Figure content listings:
--- BEGIN ---
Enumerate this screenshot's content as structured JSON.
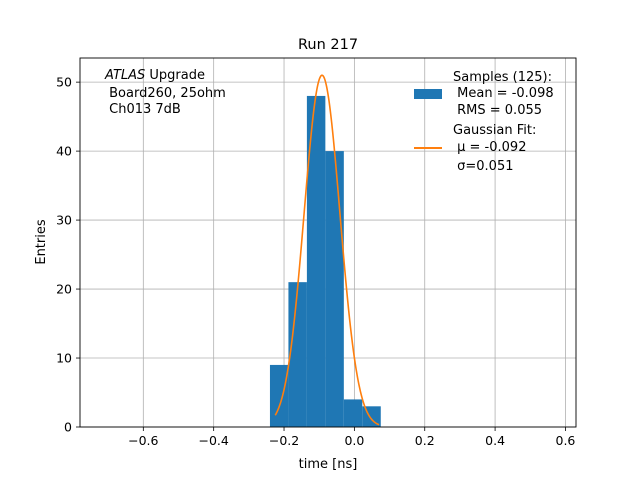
{
  "chart_data": {
    "type": "bar",
    "title": "Run 217",
    "xlabel": "time [ns]",
    "ylabel": "Entries",
    "xlim": [
      -0.78,
      0.63
    ],
    "ylim": [
      0,
      53.5
    ],
    "grid": true,
    "xticks": [
      -0.6,
      -0.4,
      -0.2,
      0.0,
      0.2,
      0.4,
      0.6
    ],
    "xtick_labels": [
      "−0.6",
      "−0.4",
      "−0.2",
      "0.0",
      "0.2",
      "0.4",
      "0.6"
    ],
    "yticks": [
      0,
      10,
      20,
      30,
      40,
      50
    ],
    "ytick_labels": [
      "0",
      "10",
      "20",
      "30",
      "40",
      "50"
    ],
    "histogram": {
      "bin_edges": [
        -0.24,
        -0.1875,
        -0.135,
        -0.0825,
        -0.03,
        0.0225,
        0.075
      ],
      "counts": [
        9,
        21,
        48,
        40,
        4,
        3
      ],
      "color": "#1f77b4"
    },
    "fit": {
      "mu": -0.092,
      "sigma": 0.051,
      "amplitude": 51,
      "x_range": [
        -0.225,
        0.07
      ],
      "color": "#ff7f0e"
    },
    "annotation": {
      "italic": "ATLAS",
      "first_rest": " Upgrade",
      "line2": " Board260, 25ohm",
      "line3": " Ch013 7dB"
    },
    "legend": {
      "placement": "top-right",
      "entries": [
        {
          "lines": [
            "Samples (125):",
            " Mean = -0.098",
            " RMS = 0.055"
          ],
          "color": "#1f77b4",
          "kind": "patch"
        },
        {
          "lines": [
            "Gaussian Fit:",
            " μ = -0.092",
            " σ=0.051"
          ],
          "color": "#ff7f0e",
          "kind": "line"
        }
      ]
    }
  }
}
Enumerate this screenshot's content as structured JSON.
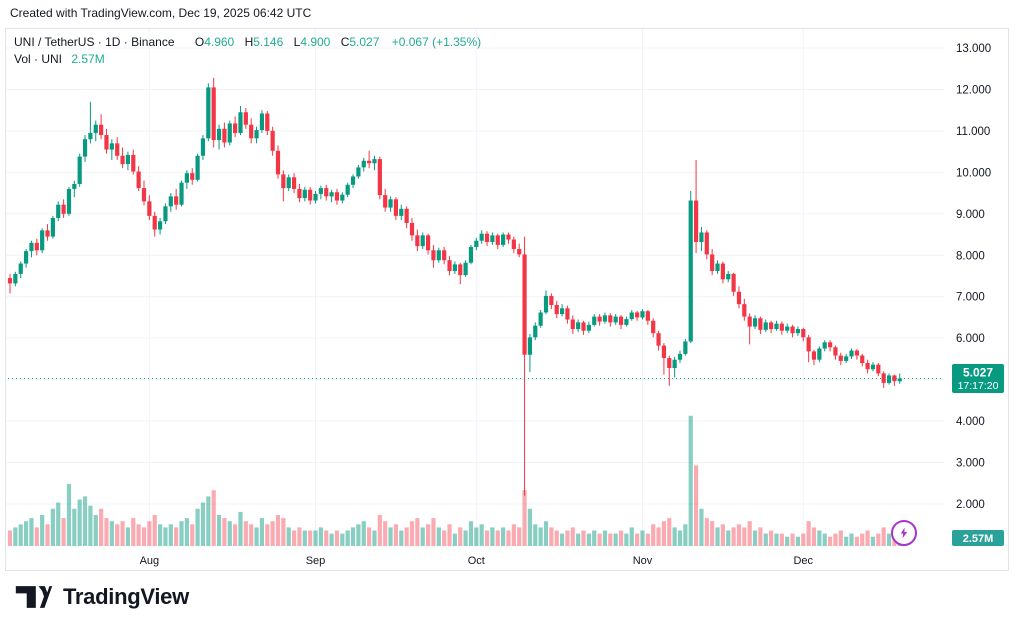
{
  "credit": "Created with TradingView.com, Dec 19, 2025 06:42 UTC",
  "legend": {
    "title": "UNI / TetherUS · 1D · Binance",
    "open_label": "O",
    "open": "4.960",
    "high_label": "H",
    "high": "5.146",
    "low_label": "L",
    "low": "4.900",
    "close_label": "C",
    "close": "5.027",
    "change": "+0.067 (+1.35%)",
    "vol_label": "Vol · UNI",
    "vol_value": "2.57M"
  },
  "badges": {
    "last_price": "5.027",
    "countdown": "17:17:20",
    "volume": "2.57M"
  },
  "footer": {
    "brand": "TradingView"
  },
  "colors": {
    "up": "#089981",
    "down": "#F23645",
    "vol_up": "rgba(8,153,129,0.48)",
    "vol_down": "rgba(242,54,69,0.42)",
    "badge_price_bg": "#089981",
    "badge_vol_bg": "#2AA299",
    "badge_text": "#FFFFFF",
    "grid": "#F0F3FA",
    "axis_text": "#131722",
    "legend_value": "#22AB94",
    "border": "#E0E3EB",
    "dotted_line": "#089981",
    "brand_text": "#131722",
    "lightning": "#A735C9"
  },
  "chart_data": {
    "type": "candlestick",
    "title": "UNI / TetherUS · 1D · Binance",
    "x_unit": "day",
    "x_range": "Jul 6 2025 – Dec 19 2025",
    "ylim": [
      2,
      13.4
    ],
    "grid": true,
    "last_price": 5.027,
    "last_volume_m": 2.57,
    "price_gridlines": [
      13,
      12,
      11,
      10,
      9,
      8,
      7,
      6,
      5,
      4,
      3,
      2
    ],
    "price_ticks": [
      {
        "v": 13,
        "label": "13.000"
      },
      {
        "v": 12,
        "label": "12.000"
      },
      {
        "v": 11,
        "label": "11.000"
      },
      {
        "v": 10,
        "label": "10.000"
      },
      {
        "v": 9,
        "label": "9.000"
      },
      {
        "v": 8,
        "label": "8.000"
      },
      {
        "v": 7,
        "label": "7.000"
      },
      {
        "v": 6,
        "label": "6.000"
      },
      {
        "v": 4,
        "label": "4.000"
      },
      {
        "v": 3,
        "label": "3.000"
      },
      {
        "v": 2,
        "label": "2.000"
      }
    ],
    "months": [
      {
        "label": "Aug",
        "index": 26
      },
      {
        "label": "Sep",
        "index": 57
      },
      {
        "label": "Oct",
        "index": 87
      },
      {
        "label": "Nov",
        "index": 118
      },
      {
        "label": "Dec",
        "index": 148
      }
    ],
    "candles": [
      [
        7.45,
        7.55,
        7.08,
        7.32
      ],
      [
        7.32,
        7.6,
        7.25,
        7.55
      ],
      [
        7.55,
        7.85,
        7.45,
        7.8
      ],
      [
        7.8,
        8.15,
        7.7,
        8.1
      ],
      [
        8.1,
        8.35,
        7.95,
        8.3
      ],
      [
        8.3,
        8.4,
        8.0,
        8.12
      ],
      [
        8.12,
        8.65,
        8.05,
        8.6
      ],
      [
        8.6,
        8.75,
        8.35,
        8.45
      ],
      [
        8.45,
        8.95,
        8.4,
        8.9
      ],
      [
        8.9,
        9.3,
        8.82,
        9.22
      ],
      [
        9.22,
        9.35,
        8.9,
        9.0
      ],
      [
        9.0,
        9.65,
        8.95,
        9.6
      ],
      [
        9.6,
        9.8,
        9.4,
        9.72
      ],
      [
        9.72,
        10.45,
        9.65,
        10.38
      ],
      [
        10.38,
        10.9,
        10.25,
        10.8
      ],
      [
        10.8,
        11.7,
        10.7,
        10.95
      ],
      [
        10.95,
        11.25,
        10.75,
        11.15
      ],
      [
        11.15,
        11.4,
        10.8,
        10.9
      ],
      [
        10.9,
        11.05,
        10.45,
        10.55
      ],
      [
        10.55,
        10.8,
        10.3,
        10.7
      ],
      [
        10.7,
        10.85,
        10.3,
        10.4
      ],
      [
        10.4,
        10.6,
        10.1,
        10.2
      ],
      [
        10.2,
        10.5,
        10.05,
        10.42
      ],
      [
        10.42,
        10.55,
        9.95,
        10.02
      ],
      [
        10.02,
        10.15,
        9.55,
        9.62
      ],
      [
        9.62,
        9.8,
        9.2,
        9.3
      ],
      [
        9.3,
        9.45,
        8.85,
        8.95
      ],
      [
        8.95,
        9.05,
        8.45,
        8.62
      ],
      [
        8.62,
        8.9,
        8.5,
        8.82
      ],
      [
        8.82,
        9.25,
        8.75,
        9.18
      ],
      [
        9.18,
        9.5,
        9.05,
        9.42
      ],
      [
        9.42,
        9.6,
        9.1,
        9.22
      ],
      [
        9.22,
        9.8,
        9.18,
        9.75
      ],
      [
        9.75,
        10.05,
        9.6,
        9.98
      ],
      [
        9.98,
        10.1,
        9.7,
        9.82
      ],
      [
        9.82,
        10.45,
        9.78,
        10.4
      ],
      [
        10.4,
        10.9,
        10.3,
        10.82
      ],
      [
        10.82,
        12.15,
        10.75,
        12.05
      ],
      [
        12.05,
        12.28,
        10.6,
        10.78
      ],
      [
        10.78,
        11.15,
        10.55,
        11.05
      ],
      [
        11.05,
        11.2,
        10.6,
        10.72
      ],
      [
        10.72,
        11.25,
        10.65,
        11.18
      ],
      [
        11.18,
        11.35,
        10.85,
        10.95
      ],
      [
        10.95,
        11.6,
        10.9,
        11.45
      ],
      [
        11.45,
        11.55,
        11.05,
        11.15
      ],
      [
        11.15,
        11.3,
        10.7,
        10.82
      ],
      [
        10.82,
        11.1,
        10.7,
        11.02
      ],
      [
        11.02,
        11.5,
        10.95,
        11.42
      ],
      [
        11.42,
        11.48,
        10.9,
        11.0
      ],
      [
        11.0,
        11.1,
        10.4,
        10.52
      ],
      [
        10.52,
        10.65,
        9.85,
        9.95
      ],
      [
        9.95,
        10.05,
        9.3,
        9.62
      ],
      [
        9.62,
        9.95,
        9.55,
        9.88
      ],
      [
        9.88,
        9.98,
        9.5,
        9.6
      ],
      [
        9.6,
        9.72,
        9.28,
        9.38
      ],
      [
        9.38,
        9.65,
        9.3,
        9.58
      ],
      [
        9.58,
        9.65,
        9.22,
        9.32
      ],
      [
        9.32,
        9.55,
        9.25,
        9.48
      ],
      [
        9.48,
        9.68,
        9.35,
        9.62
      ],
      [
        9.62,
        9.7,
        9.32,
        9.42
      ],
      [
        9.42,
        9.58,
        9.28,
        9.52
      ],
      [
        9.52,
        9.6,
        9.22,
        9.32
      ],
      [
        9.32,
        9.52,
        9.25,
        9.46
      ],
      [
        9.46,
        9.75,
        9.4,
        9.7
      ],
      [
        9.7,
        9.95,
        9.62,
        9.9
      ],
      [
        9.9,
        10.18,
        9.85,
        10.12
      ],
      [
        10.12,
        10.35,
        10.02,
        10.28
      ],
      [
        10.28,
        10.52,
        10.1,
        10.22
      ],
      [
        10.22,
        10.4,
        10.05,
        10.32
      ],
      [
        10.32,
        10.38,
        9.35,
        9.45
      ],
      [
        9.45,
        9.6,
        9.05,
        9.15
      ],
      [
        9.15,
        9.42,
        9.05,
        9.35
      ],
      [
        9.35,
        9.4,
        8.85,
        8.95
      ],
      [
        8.95,
        9.22,
        8.85,
        9.12
      ],
      [
        9.12,
        9.18,
        8.65,
        8.78
      ],
      [
        8.78,
        8.9,
        8.35,
        8.48
      ],
      [
        8.48,
        8.62,
        8.1,
        8.22
      ],
      [
        8.22,
        8.55,
        8.15,
        8.48
      ],
      [
        8.48,
        8.52,
        8.02,
        8.12
      ],
      [
        8.12,
        8.25,
        7.7,
        7.88
      ],
      [
        7.88,
        8.18,
        7.82,
        8.12
      ],
      [
        8.12,
        8.2,
        7.78,
        7.88
      ],
      [
        7.88,
        7.98,
        7.52,
        7.62
      ],
      [
        7.62,
        7.85,
        7.55,
        7.78
      ],
      [
        7.78,
        7.82,
        7.3,
        7.52
      ],
      [
        7.52,
        7.88,
        7.48,
        7.82
      ],
      [
        7.82,
        8.25,
        7.78,
        8.2
      ],
      [
        8.2,
        8.42,
        8.12,
        8.35
      ],
      [
        8.35,
        8.6,
        8.28,
        8.52
      ],
      [
        8.52,
        8.58,
        8.22,
        8.32
      ],
      [
        8.32,
        8.55,
        8.25,
        8.48
      ],
      [
        8.48,
        8.52,
        8.15,
        8.25
      ],
      [
        8.25,
        8.55,
        8.2,
        8.5
      ],
      [
        8.5,
        8.55,
        8.28,
        8.38
      ],
      [
        8.38,
        8.45,
        8.05,
        8.15
      ],
      [
        8.15,
        8.28,
        7.95,
        8.02
      ],
      [
        8.02,
        8.45,
        2.2,
        5.6
      ],
      [
        5.6,
        6.1,
        5.18,
        6.02
      ],
      [
        6.02,
        6.38,
        5.95,
        6.3
      ],
      [
        6.3,
        6.68,
        6.25,
        6.62
      ],
      [
        6.62,
        7.15,
        6.58,
        7.02
      ],
      [
        7.02,
        7.08,
        6.7,
        6.8
      ],
      [
        6.8,
        6.9,
        6.48,
        6.58
      ],
      [
        6.58,
        6.82,
        6.52,
        6.72
      ],
      [
        6.72,
        6.78,
        6.35,
        6.45
      ],
      [
        6.45,
        6.55,
        6.1,
        6.22
      ],
      [
        6.22,
        6.45,
        6.15,
        6.38
      ],
      [
        6.38,
        6.42,
        6.08,
        6.18
      ],
      [
        6.18,
        6.4,
        6.12,
        6.32
      ],
      [
        6.32,
        6.58,
        6.28,
        6.52
      ],
      [
        6.52,
        6.58,
        6.3,
        6.4
      ],
      [
        6.4,
        6.62,
        6.35,
        6.55
      ],
      [
        6.55,
        6.6,
        6.28,
        6.38
      ],
      [
        6.38,
        6.58,
        6.32,
        6.52
      ],
      [
        6.52,
        6.56,
        6.22,
        6.32
      ],
      [
        6.32,
        6.52,
        6.28,
        6.46
      ],
      [
        6.46,
        6.68,
        6.42,
        6.62
      ],
      [
        6.62,
        6.66,
        6.42,
        6.5
      ],
      [
        6.5,
        6.7,
        6.45,
        6.65
      ],
      [
        6.65,
        6.68,
        6.32,
        6.42
      ],
      [
        6.42,
        6.48,
        6.02,
        6.12
      ],
      [
        6.12,
        6.18,
        5.7,
        5.82
      ],
      [
        5.82,
        5.88,
        5.12,
        5.52
      ],
      [
        5.52,
        5.58,
        4.85,
        5.28
      ],
      [
        5.28,
        5.55,
        5.05,
        5.48
      ],
      [
        5.48,
        5.7,
        5.4,
        5.62
      ],
      [
        5.62,
        5.98,
        5.58,
        5.92
      ],
      [
        5.92,
        9.55,
        5.88,
        9.32
      ],
      [
        9.32,
        10.3,
        8.05,
        8.32
      ],
      [
        8.32,
        8.68,
        8.1,
        8.55
      ],
      [
        8.55,
        8.6,
        7.9,
        8.02
      ],
      [
        8.02,
        8.15,
        7.52,
        7.62
      ],
      [
        7.62,
        7.88,
        7.55,
        7.8
      ],
      [
        7.8,
        7.85,
        7.32,
        7.42
      ],
      [
        7.42,
        7.62,
        7.35,
        7.55
      ],
      [
        7.55,
        7.58,
        7.02,
        7.12
      ],
      [
        7.12,
        7.25,
        6.72,
        6.82
      ],
      [
        6.82,
        6.95,
        6.42,
        6.52
      ],
      [
        6.52,
        6.6,
        5.85,
        6.28
      ],
      [
        6.28,
        6.55,
        6.22,
        6.48
      ],
      [
        6.48,
        6.52,
        6.1,
        6.2
      ],
      [
        6.2,
        6.45,
        6.15,
        6.38
      ],
      [
        6.38,
        6.42,
        6.12,
        6.22
      ],
      [
        6.22,
        6.42,
        6.18,
        6.35
      ],
      [
        6.35,
        6.4,
        6.08,
        6.18
      ],
      [
        6.18,
        6.35,
        6.12,
        6.28
      ],
      [
        6.28,
        6.32,
        6.02,
        6.12
      ],
      [
        6.12,
        6.28,
        6.05,
        6.22
      ],
      [
        6.22,
        6.25,
        5.92,
        6.02
      ],
      [
        6.02,
        6.08,
        5.42,
        5.68
      ],
      [
        5.68,
        5.72,
        5.35,
        5.48
      ],
      [
        5.48,
        5.8,
        5.42,
        5.75
      ],
      [
        5.75,
        5.95,
        5.68,
        5.9
      ],
      [
        5.9,
        5.95,
        5.68,
        5.78
      ],
      [
        5.78,
        5.82,
        5.48,
        5.58
      ],
      [
        5.58,
        5.65,
        5.35,
        5.45
      ],
      [
        5.45,
        5.62,
        5.4,
        5.56
      ],
      [
        5.56,
        5.75,
        5.5,
        5.7
      ],
      [
        5.7,
        5.74,
        5.48,
        5.58
      ],
      [
        5.58,
        5.62,
        5.32,
        5.4
      ],
      [
        5.4,
        5.48,
        5.15,
        5.25
      ],
      [
        5.25,
        5.42,
        5.2,
        5.36
      ],
      [
        5.36,
        5.4,
        5.08,
        5.15
      ],
      [
        5.15,
        5.2,
        4.8,
        4.92
      ],
      [
        4.92,
        5.15,
        4.88,
        5.1
      ],
      [
        5.1,
        5.12,
        4.85,
        4.96
      ],
      [
        4.96,
        5.146,
        4.9,
        5.027
      ]
    ],
    "volumes_m": [
      5,
      6,
      7,
      8,
      9,
      6,
      10,
      7,
      12,
      14,
      9,
      20,
      12,
      15,
      16,
      13,
      10,
      12,
      9,
      8,
      7,
      8,
      6,
      9,
      7,
      6,
      8,
      10,
      7,
      6,
      7,
      6,
      8,
      9,
      7,
      12,
      14,
      16,
      18,
      10,
      9,
      8,
      7,
      11,
      8,
      7,
      6,
      9,
      7,
      8,
      10,
      9,
      6,
      5,
      6,
      5,
      5,
      5,
      6,
      5,
      4,
      5,
      4,
      5,
      6,
      7,
      8,
      6,
      5,
      10,
      8,
      6,
      7,
      5,
      6,
      8,
      9,
      6,
      7,
      9,
      6,
      5,
      7,
      4,
      6,
      5,
      8,
      6,
      7,
      5,
      6,
      5,
      6,
      5,
      7,
      6,
      18,
      12,
      7,
      6,
      8,
      6,
      5,
      4,
      5,
      6,
      4,
      5,
      4,
      5,
      4,
      5,
      4,
      4,
      5,
      4,
      6,
      4,
      5,
      4,
      7,
      6,
      8,
      9,
      6,
      5,
      7,
      42,
      26,
      12,
      9,
      8,
      6,
      7,
      5,
      6,
      7,
      6,
      8,
      5,
      6,
      4,
      5,
      4,
      4,
      3,
      4,
      3,
      4,
      8,
      6,
      5,
      4,
      3,
      4,
      5,
      3,
      4,
      3,
      4,
      5,
      3,
      4,
      6,
      4,
      3,
      2.57
    ]
  }
}
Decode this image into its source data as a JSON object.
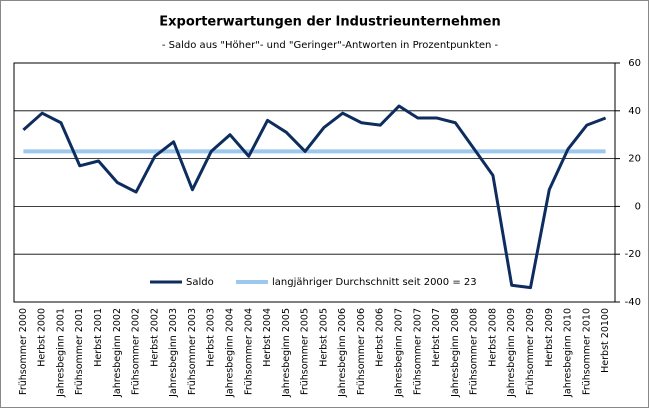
{
  "chart_data": {
    "type": "line",
    "title": "Exporterwartungen der Industrieunternehmen",
    "subtitle": "- Saldo aus \"Höher\"- und \"Geringer\"-Antworten in Prozentpunkten -",
    "categories": [
      "Frühsommer 2000",
      "Herbst 2000",
      "Jahresbeginn 2001",
      "Frühsommer 2001",
      "Herbst 2001",
      "Jahresbeginn 2002",
      "Frühsommer 2002",
      "Herbst 2002",
      "Jahresbeginn 2003",
      "Frühsommer 2003",
      "Herbst 2003",
      "Jahresbeginn 2004",
      "Frühsommer 2004",
      "Herbst 2004",
      "Jahresbeginn 2005",
      "Frühsommer 2005",
      "Herbst 2005",
      "Jahresbeginn 2006",
      "Frühsommer 2006",
      "Herbst 2006",
      "Jahresbeginn 2007",
      "Frühsommer 2007",
      "Herbst 2007",
      "Jahresbeginn 2008",
      "Frühsommer 2008",
      "Herbst 2008",
      "Jahresbeginn 2009",
      "Frühsommer 2009",
      "Herbst 2009",
      "Jahresbeginn 2010",
      "Frühsommer 2010",
      "Herbst 20100"
    ],
    "series": [
      {
        "name": "Saldo",
        "color": "#0d2d5e",
        "values": [
          32,
          39,
          35,
          17,
          19,
          10,
          6,
          21,
          27,
          7,
          23,
          30,
          21,
          36,
          31,
          23,
          33,
          39,
          35,
          34,
          42,
          37,
          37,
          35,
          24,
          13,
          -33,
          -34,
          7,
          24,
          34,
          37
        ]
      },
      {
        "name": "langjähriger Durchschnitt seit 2000 = 23",
        "color": "#9dc8ee",
        "values": [
          23,
          23,
          23,
          23,
          23,
          23,
          23,
          23,
          23,
          23,
          23,
          23,
          23,
          23,
          23,
          23,
          23,
          23,
          23,
          23,
          23,
          23,
          23,
          23,
          23,
          23,
          23,
          23,
          23,
          23,
          23,
          23
        ]
      }
    ],
    "ylim": [
      -40,
      60
    ],
    "yticks": [
      -40,
      -20,
      0,
      20,
      40,
      60
    ],
    "grid": true,
    "legend": "bottom"
  }
}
--- END ---
= Exercise prompt =
Look over the listing. Pull out every line with the string "name" in it.

= Exercise answer =
        "name": "Saldo",
        "name": "langjähriger Durchschnitt seit 2000 = 23",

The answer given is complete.